-- Start Data records --
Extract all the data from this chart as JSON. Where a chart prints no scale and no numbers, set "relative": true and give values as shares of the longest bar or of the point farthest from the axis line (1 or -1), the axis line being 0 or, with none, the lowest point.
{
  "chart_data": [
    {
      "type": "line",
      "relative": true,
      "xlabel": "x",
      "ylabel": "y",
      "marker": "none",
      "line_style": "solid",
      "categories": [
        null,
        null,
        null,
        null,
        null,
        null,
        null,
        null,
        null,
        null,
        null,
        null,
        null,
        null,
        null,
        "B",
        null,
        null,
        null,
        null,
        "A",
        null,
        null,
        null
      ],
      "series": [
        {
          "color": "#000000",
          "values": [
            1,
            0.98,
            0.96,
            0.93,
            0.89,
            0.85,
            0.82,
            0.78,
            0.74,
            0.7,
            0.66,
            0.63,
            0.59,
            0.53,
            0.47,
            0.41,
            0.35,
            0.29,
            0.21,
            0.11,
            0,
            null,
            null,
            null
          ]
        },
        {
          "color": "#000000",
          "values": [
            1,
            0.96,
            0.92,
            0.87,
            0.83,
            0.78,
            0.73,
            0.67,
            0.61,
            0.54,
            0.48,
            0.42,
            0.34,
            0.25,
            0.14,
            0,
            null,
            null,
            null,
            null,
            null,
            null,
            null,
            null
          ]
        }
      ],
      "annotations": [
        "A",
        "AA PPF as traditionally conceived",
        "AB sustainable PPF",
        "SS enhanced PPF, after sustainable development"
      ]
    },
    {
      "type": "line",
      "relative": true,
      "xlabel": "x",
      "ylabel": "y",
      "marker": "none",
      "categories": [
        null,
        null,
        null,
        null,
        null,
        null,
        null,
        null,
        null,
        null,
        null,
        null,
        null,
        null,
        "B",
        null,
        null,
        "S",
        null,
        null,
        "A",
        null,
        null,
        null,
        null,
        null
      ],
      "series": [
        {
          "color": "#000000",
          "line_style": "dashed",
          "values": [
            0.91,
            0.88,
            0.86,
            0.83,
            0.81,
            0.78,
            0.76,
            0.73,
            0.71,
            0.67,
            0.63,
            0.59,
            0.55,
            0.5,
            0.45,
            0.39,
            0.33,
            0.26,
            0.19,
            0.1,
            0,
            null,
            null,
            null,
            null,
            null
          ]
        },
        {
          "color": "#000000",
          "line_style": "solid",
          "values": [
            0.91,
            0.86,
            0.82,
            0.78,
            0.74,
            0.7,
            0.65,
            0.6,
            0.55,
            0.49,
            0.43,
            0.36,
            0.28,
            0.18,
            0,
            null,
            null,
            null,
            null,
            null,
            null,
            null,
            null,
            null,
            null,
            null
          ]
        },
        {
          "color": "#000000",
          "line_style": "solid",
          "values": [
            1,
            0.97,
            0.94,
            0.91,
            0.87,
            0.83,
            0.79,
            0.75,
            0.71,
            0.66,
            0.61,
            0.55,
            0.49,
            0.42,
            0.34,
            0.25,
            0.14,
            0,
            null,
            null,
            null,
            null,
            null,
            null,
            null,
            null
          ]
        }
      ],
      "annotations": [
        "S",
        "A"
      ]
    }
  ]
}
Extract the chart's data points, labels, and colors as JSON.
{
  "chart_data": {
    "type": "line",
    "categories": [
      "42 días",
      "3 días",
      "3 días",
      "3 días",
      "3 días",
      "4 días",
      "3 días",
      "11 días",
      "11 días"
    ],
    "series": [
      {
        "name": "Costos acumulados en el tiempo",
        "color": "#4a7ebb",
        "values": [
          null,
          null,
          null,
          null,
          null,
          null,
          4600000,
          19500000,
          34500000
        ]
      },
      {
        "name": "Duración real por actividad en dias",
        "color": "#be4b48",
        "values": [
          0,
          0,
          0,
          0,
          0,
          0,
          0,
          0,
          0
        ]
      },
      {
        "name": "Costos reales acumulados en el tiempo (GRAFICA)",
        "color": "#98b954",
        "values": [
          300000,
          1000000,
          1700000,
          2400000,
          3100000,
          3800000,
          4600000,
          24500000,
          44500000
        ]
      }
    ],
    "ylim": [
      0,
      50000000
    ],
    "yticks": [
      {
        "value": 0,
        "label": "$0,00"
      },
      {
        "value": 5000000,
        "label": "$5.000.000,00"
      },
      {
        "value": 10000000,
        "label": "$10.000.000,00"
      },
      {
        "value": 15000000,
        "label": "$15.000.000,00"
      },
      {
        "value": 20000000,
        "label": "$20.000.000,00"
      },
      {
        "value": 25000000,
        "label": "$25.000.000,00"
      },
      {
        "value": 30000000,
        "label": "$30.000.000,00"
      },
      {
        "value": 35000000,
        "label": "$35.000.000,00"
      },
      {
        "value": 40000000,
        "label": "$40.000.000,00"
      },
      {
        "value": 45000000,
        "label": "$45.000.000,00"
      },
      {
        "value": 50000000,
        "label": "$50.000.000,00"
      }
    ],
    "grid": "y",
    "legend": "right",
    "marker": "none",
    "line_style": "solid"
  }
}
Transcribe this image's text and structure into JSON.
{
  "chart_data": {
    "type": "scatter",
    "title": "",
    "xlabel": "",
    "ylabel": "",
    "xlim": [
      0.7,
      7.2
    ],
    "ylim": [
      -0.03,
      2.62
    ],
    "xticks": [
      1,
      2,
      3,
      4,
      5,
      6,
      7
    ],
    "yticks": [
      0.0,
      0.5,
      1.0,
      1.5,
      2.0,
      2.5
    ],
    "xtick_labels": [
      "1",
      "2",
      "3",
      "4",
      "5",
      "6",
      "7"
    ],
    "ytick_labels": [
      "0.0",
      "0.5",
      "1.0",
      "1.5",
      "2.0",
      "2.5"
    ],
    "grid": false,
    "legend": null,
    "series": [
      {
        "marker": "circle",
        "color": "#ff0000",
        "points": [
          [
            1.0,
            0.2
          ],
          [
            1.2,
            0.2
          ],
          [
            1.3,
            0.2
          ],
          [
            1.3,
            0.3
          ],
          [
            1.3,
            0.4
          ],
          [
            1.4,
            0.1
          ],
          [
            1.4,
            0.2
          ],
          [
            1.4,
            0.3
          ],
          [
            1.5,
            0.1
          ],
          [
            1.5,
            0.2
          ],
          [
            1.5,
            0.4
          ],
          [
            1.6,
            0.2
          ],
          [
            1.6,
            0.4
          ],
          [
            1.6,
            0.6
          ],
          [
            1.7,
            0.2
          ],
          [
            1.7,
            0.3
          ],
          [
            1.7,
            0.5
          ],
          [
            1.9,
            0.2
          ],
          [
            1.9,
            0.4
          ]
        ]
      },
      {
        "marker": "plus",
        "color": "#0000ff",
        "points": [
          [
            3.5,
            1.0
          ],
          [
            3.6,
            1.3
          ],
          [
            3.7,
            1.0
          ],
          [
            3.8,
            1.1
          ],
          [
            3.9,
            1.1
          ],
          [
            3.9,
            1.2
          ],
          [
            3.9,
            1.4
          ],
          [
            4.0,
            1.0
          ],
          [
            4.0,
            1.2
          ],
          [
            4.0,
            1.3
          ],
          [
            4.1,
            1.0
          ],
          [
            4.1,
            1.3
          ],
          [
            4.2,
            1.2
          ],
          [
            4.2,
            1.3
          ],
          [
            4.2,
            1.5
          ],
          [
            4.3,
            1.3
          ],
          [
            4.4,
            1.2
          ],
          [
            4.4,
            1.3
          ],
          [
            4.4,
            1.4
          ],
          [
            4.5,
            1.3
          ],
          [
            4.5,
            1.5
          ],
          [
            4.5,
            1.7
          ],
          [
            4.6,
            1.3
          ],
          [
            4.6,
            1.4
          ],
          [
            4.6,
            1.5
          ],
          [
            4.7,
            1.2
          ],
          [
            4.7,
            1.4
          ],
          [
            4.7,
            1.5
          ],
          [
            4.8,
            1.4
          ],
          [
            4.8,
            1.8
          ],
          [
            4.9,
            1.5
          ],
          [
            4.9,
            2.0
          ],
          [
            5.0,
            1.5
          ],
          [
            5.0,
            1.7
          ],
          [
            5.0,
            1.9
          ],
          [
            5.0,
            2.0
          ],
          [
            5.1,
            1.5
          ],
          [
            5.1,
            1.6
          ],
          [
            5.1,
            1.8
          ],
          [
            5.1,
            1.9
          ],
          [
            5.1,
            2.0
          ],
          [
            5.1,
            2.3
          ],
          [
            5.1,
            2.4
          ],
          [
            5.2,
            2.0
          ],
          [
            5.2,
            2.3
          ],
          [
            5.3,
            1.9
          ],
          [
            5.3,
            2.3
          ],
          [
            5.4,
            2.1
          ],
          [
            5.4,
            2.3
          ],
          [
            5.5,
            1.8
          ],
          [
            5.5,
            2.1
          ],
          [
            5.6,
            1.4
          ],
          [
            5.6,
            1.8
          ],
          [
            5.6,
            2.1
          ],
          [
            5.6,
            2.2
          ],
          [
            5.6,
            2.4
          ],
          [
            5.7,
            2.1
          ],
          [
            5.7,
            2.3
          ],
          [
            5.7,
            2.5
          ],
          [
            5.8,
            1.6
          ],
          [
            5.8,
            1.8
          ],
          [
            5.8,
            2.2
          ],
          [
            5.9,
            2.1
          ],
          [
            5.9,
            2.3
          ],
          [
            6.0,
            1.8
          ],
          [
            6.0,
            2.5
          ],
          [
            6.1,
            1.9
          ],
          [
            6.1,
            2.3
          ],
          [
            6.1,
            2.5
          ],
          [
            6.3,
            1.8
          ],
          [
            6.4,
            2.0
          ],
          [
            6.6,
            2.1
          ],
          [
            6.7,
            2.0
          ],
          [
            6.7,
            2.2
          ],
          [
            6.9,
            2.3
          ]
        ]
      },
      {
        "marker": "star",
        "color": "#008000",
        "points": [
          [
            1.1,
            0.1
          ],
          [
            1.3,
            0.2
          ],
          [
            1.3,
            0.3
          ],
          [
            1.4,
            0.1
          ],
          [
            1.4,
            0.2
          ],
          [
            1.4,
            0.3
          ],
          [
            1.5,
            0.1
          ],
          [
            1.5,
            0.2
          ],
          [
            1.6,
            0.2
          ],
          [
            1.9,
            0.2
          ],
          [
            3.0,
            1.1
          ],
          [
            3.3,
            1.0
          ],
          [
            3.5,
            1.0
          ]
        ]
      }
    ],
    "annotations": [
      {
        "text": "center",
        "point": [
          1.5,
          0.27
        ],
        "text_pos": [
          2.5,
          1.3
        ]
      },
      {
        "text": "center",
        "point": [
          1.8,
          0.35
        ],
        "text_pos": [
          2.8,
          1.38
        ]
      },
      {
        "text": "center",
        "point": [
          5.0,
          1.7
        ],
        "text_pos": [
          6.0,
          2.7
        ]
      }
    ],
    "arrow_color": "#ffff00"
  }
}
-- End Data records --
Task details:
Look for lines containing the string "name" and copy them all.

Response below:
        "name": "Costos acumulados en el tiempo",
        "name": "Duración real por actividad en dias",
        "name": "Costos reales acumulados en el tiempo (GRAFICA)",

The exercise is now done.